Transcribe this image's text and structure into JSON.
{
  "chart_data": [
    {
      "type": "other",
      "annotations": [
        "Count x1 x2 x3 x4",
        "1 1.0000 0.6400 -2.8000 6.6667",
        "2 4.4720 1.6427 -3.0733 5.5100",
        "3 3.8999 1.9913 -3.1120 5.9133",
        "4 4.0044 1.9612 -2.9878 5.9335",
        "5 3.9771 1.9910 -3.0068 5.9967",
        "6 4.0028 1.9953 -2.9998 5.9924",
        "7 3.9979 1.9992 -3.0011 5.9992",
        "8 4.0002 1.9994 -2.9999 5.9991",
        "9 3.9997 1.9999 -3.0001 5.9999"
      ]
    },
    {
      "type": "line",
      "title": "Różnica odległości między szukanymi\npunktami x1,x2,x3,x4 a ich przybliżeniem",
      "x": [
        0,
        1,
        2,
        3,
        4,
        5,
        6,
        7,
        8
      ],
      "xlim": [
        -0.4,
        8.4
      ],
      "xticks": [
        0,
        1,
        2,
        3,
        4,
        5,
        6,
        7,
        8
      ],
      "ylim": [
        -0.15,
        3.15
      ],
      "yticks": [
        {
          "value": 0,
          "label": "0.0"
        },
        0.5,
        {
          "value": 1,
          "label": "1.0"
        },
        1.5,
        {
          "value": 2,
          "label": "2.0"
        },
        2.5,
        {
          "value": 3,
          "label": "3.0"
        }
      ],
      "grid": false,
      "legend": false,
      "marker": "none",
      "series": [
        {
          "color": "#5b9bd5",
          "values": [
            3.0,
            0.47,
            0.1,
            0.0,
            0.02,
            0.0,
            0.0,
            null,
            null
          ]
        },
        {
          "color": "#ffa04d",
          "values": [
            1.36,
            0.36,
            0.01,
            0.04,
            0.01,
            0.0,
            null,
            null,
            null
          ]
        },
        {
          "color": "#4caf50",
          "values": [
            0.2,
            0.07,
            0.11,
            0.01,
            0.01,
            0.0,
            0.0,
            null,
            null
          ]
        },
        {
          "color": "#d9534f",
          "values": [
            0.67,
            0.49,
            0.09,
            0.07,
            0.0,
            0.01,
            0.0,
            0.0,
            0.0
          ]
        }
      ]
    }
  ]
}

________________________

DIRECTION: Copy each line of the records that contains the word "color".

EXPECTED ANSWER:
          "color": "#5b9bd5",
          "color": "#ffa04d",
          "color": "#4caf50",
          "color": "#d9534f",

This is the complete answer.